- Written exercise:
Show every line where "外贸英语" occurs.

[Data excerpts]
----------------------------------------
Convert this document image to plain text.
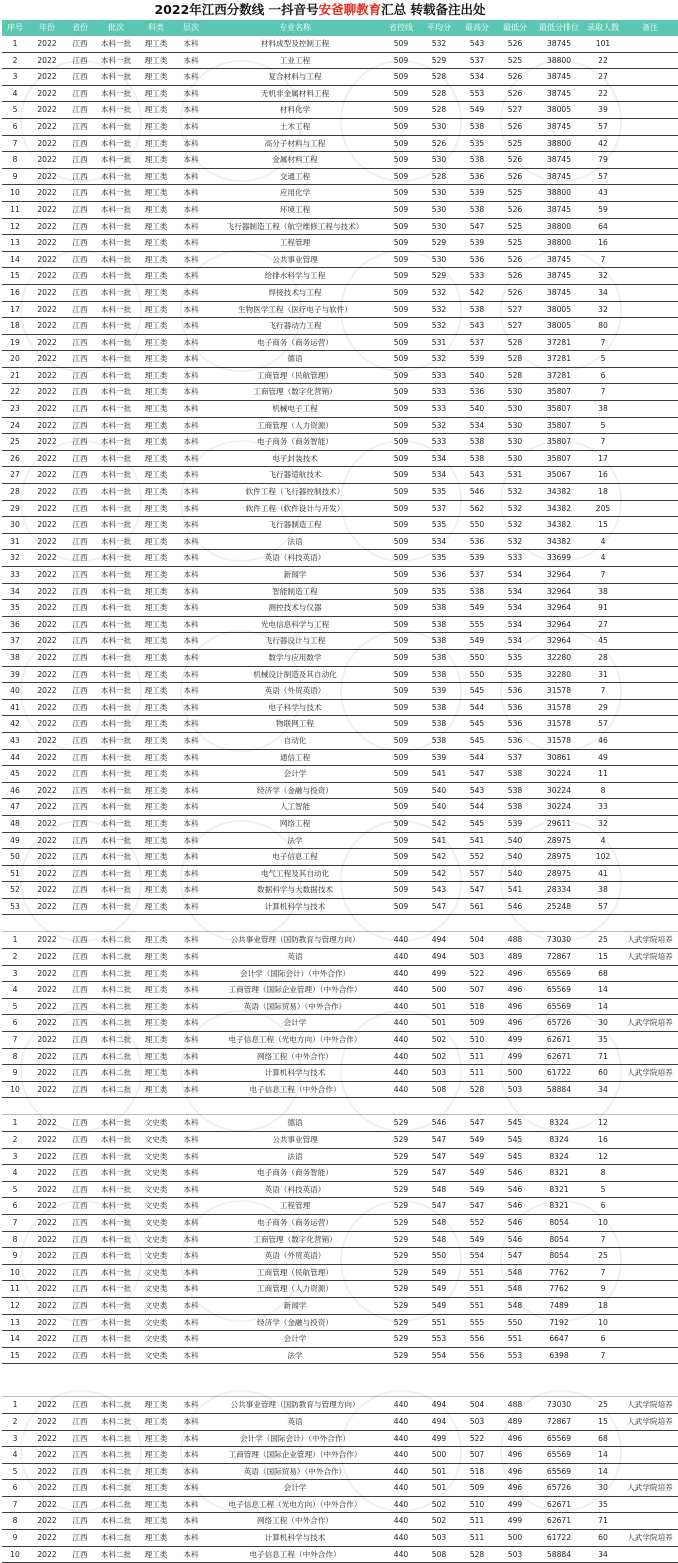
2022年江西分数线 一抖音号安爸聊教育汇总 转载备注出处
序号	年份	省份	批次	科类	层次	专业名称	省控线	平均分	最高分	最低分	最低分排位	录取人数	备注
1	2022	江西	本科一批	理工类	本科	材料成型及控制工程	509	532	543	526	38745	101	
2	2022	江西	本科一批	理工类	本科	工业工程	509	529	537	525	38800	22	
3	2022	江西	本科一批	理工类	本科	复合材料与工程	509	528	534	526	38745	27	
4	2022	江西	本科一批	理工类	本科	无机非金属材料工程	509	528	553	526	38745	22	
5	2022	江西	本科一批	理工类	本科	材料化学	509	528	549	527	38005	39	
6	2022	江西	本科一批	理工类	本科	土木工程	509	530	538	526	38745	57	
7	2022	江西	本科一批	理工类	本科	高分子材料与工程	509	526	535	525	38800	42	
8	2022	江西	本科一批	理工类	本科	金属材料工程	509	530	538	526	38745	79	
9	2022	江西	本科一批	理工类	本科	交通工程	509	528	536	526	38745	57	
10	2022	江西	本科一批	理工类	本科	应用化学	509	530	539	525	38800	43	
11	2022	江西	本科一批	理工类	本科	环境工程	509	530	538	526	38745	59	
12	2022	江西	本科一批	理工类	本科	飞行器制造工程（航空维修工程与技术）	509	530	547	525	38800	64	
13	2022	江西	本科一批	理工类	本科	工程管理	509	529	539	525	38800	16	
14	2022	江西	本科一批	理工类	本科	公共事业管理	509	530	536	526	38745	7	
15	2022	江西	本科一批	理工类	本科	给排水科学与工程	509	529	533	526	38745	32	
16	2022	江西	本科一批	理工类	本科	焊接技术与工程	509	532	542	526	38745	34	
17	2022	江西	本科一批	理工类	本科	生物医学工程（医疗电子与软件）	509	532	538	527	38005	32	
18	2022	江西	本科一批	理工类	本科	飞行器动力工程	509	532	543	527	38005	80	
19	2022	江西	本科一批	理工类	本科	电子商务（商务运营）	509	531	537	528	37281	7	
20	2022	江西	本科一批	理工类	本科	德语	509	532	539	528	37281	5	
21	2022	江西	本科一批	理工类	本科	工商管理（民航管理）	509	533	540	528	37281	6	
22	2022	江西	本科一批	理工类	本科	工商管理（数字化营销）	509	533	536	530	35807	7	
23	2022	江西	本科一批	理工类	本科	机械电子工程	509	533	540	530	35807	38	
24	2022	江西	本科一批	理工类	本科	工商管理（人力资源）	509	532	534	530	35807	5	
25	2022	江西	本科一批	理工类	本科	电子商务（商务智能）	509	533	538	530	35807	7	
26	2022	江西	本科一批	理工类	本科	电子封装技术	509	534	538	530	35807	17	
27	2022	江西	本科一批	理工类	本科	飞行器适航技术	509	534	543	531	35067	16	
28	2022	江西	本科一批	理工类	本科	软件工程（飞行器控制技术）	509	535	546	532	34382	18	
29	2022	江西	本科一批	理工类	本科	软件工程（软件设计与开发）	509	537	562	532	34382	205	
30	2022	江西	本科一批	理工类	本科	飞行器制造工程	509	535	550	532	34382	15	
31	2022	江西	本科一批	理工类	本科	法语	509	534	536	532	34382	4	
32	2022	江西	本科一批	理工类	本科	英语（科技英语）	509	535	539	533	33699	4	
33	2022	江西	本科一批	理工类	本科	新闻学	509	536	537	534	32964	7	
34	2022	江西	本科一批	理工类	本科	智能制造工程	509	535	538	534	32964	38	
35	2022	江西	本科一批	理工类	本科	测控技术与仪器	509	538	549	534	32964	91	
36	2022	江西	本科一批	理工类	本科	光电信息科学与工程	509	538	555	534	32964	27	
37	2022	江西	本科一批	理工类	本科	飞行器设计与工程	509	538	549	534	32964	45	
38	2022	江西	本科一批	理工类	本科	数学与应用数学	509	538	550	535	32280	28	
39	2022	江西	本科一批	理工类	本科	机械设计制造及其自动化	509	538	550	535	32280	31	
40	2022	江西	本科一批	理工类	本科	英语（外贸英语）	509	539	545	536	31578	7	
41	2022	江西	本科一批	理工类	本科	电子科学与技术	509	538	544	536	31578	29	
42	2022	江西	本科一批	理工类	本科	物联网工程	509	538	545	536	31578	57	
43	2022	江西	本科一批	理工类	本科	自动化	509	538	545	536	31578	46	
44	2022	江西	本科一批	理工类	本科	通信工程	509	539	544	537	30861	49	
45	2022	江西	本科一批	理工类	本科	会计学	509	541	547	538	30224	11	
46	2022	江西	本科一批	理工类	本科	经济学（金融与投资）	509	540	543	538	30224	8	
47	2022	江西	本科一批	理工类	本科	人工智能	509	540	544	538	30224	33	
48	2022	江西	本科一批	理工类	本科	网络工程	509	542	545	539	29611	32	
49	2022	江西	本科一批	理工类	本科	法学	509	541	541	540	28975	4	
50	2022	江西	本科一批	理工类	本科	电子信息工程	509	542	552	540	28975	102	
51	2022	江西	本科一批	理工类	本科	电气工程及其自动化	509	542	557	540	28975	41	
52	2022	江西	本科一批	理工类	本科	数据科学与大数据技术	509	543	547	541	28334	38	
53	2022	江西	本科一批	理工类	本科	计算机科学与技术	509	547	561	546	25248	57	

1	2022	江西	本科二批	理工类	本科	公共事业管理（国防教育与管理方向）	440	494	504	488	73030	25	人武学院培养
2	2022	江西	本科二批	理工类	本科	英语	440	494	503	489	72867	15	人武学院培养
3	2022	江西	本科二批	理工类	本科	会计学（国际会计）（中外合作）	440	499	522	496	65569	68	
4	2022	江西	本科二批	理工类	本科	工商管理（国际企业管理）（中外合作）	440	500	507	496	65569	14	
5	2022	江西	本科二批	理工类	本科	英语（国际贸易）（中外合作）	440	501	518	496	65569	14	
6	2022	江西	本科二批	理工类	本科	会计学	440	501	509	496	65726	30	人武学院培养
7	2022	江西	本科二批	理工类	本科	电子信息工程（光电方向）（中外合作）	440	502	510	499	62671	35	
8	2022	江西	本科二批	理工类	本科	网络工程（中外合作）	440	502	511	499	62671	71	
9	2022	江西	本科二批	理工类	本科	计算机科学与技术	440	503	511	500	61722	60	人武学院培养
10	2022	江西	本科二批	理工类	本科	电子信息工程（中外合作）	440	508	528	503	58884	34	

1	2022	江西	本科一批	文史类	本科	德语	529	546	547	545	8324	12	
2	2022	江西	本科一批	文史类	本科	公共事业管理	529	547	549	545	8324	16	
3	2022	江西	本科一批	文史类	本科	法语	529	547	549	545	8324	12	
4	2022	江西	本科一批	文史类	本科	电子商务（商务智能）	529	547	549	546	8321	8	
5	2022	江西	本科一批	文史类	本科	英语（科技英语）	529	548	549	546	8321	5	
6	2022	江西	本科一批	文史类	本科	工程管理	529	547	547	546	8321	6	
7	2022	江西	本科一批	文史类	本科	电子商务（商务运营）	529	548	552	546	8054	10	
8	2022	江西	本科一批	文史类	本科	工商管理（数字化营销）	529	548	549	546	8054	7	
9	2022	江西	本科一批	文史类	本科	英语（外贸英语）	529	550	554	547	8054	25	
10	2022	江西	本科一批	文史类	本科	工商管理（民航管理）	529	549	551	548	7762	7	
11	2022	江西	本科一批	文史类	本科	工商管理（人力资源）	529	549	551	548	7762	9	
12	2022	江西	本科一批	文史类	本科	新闻学	529	549	551	548	7489	18	
13	2022	江西	本科一批	文史类	本科	经济学（金融与投资）	529	551	555	550	7192	10	
14	2022	江西	本科一批	文史类	本科	会计学	529	553	556	551	6647	6	
15	2022	江西	本科一批	文史类	本科	法学	529	554	556	553	6398	7	

1	2022	江西	本科二批	理工类	本科	公共事业管理（国防教育与管理方向）	440	494	504	488	73030	25	人武学院培养
2	2022	江西	本科二批	理工类	本科	英语	440	494	503	489	72867	15	人武学院培养
3	2022	江西	本科二批	理工类	本科	会计学（国际会计）（中外合作）	440	499	522	496	65569	68	
4	2022	江西	本科二批	理工类	本科	工商管理（国际企业管理）（中外合作）	440	500	507	496	65569	14	
5	2022	江西	本科二批	理工类	本科	英语（国际贸易）（中外合作）	440	501	518	496	65569	14	
6	2022	江西	本科二批	理工类	本科	会计学	440	501	509	496	65726	30	人武学院培养
7	2022	江西	本科二批	理工类	本科	电子信息工程（光电方向）（中外合作）	440	502	510	499	62671	35	
8	2022	江西	本科二批	理工类	本科	网络工程（中外合作）	440	502	511	499	62671	71	
9	2022	江西	本科二批	理工类	本科	计算机科学与技术	440	503	511	500	61722	60	人武学院培养
10	2022	江西	本科二批	理工类	本科	电子信息工程（中外合作）	440	508	528	503	58884	34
----------------------------------------
- Task response:
40	2022	江西	本科一批	理工类	本科	英语（外贸英语）	509	539	545	536	31578	7	
9	2022	江西	本科一批	文史类	本科	英语（外贸英语）	529	550	554	547	8054	25	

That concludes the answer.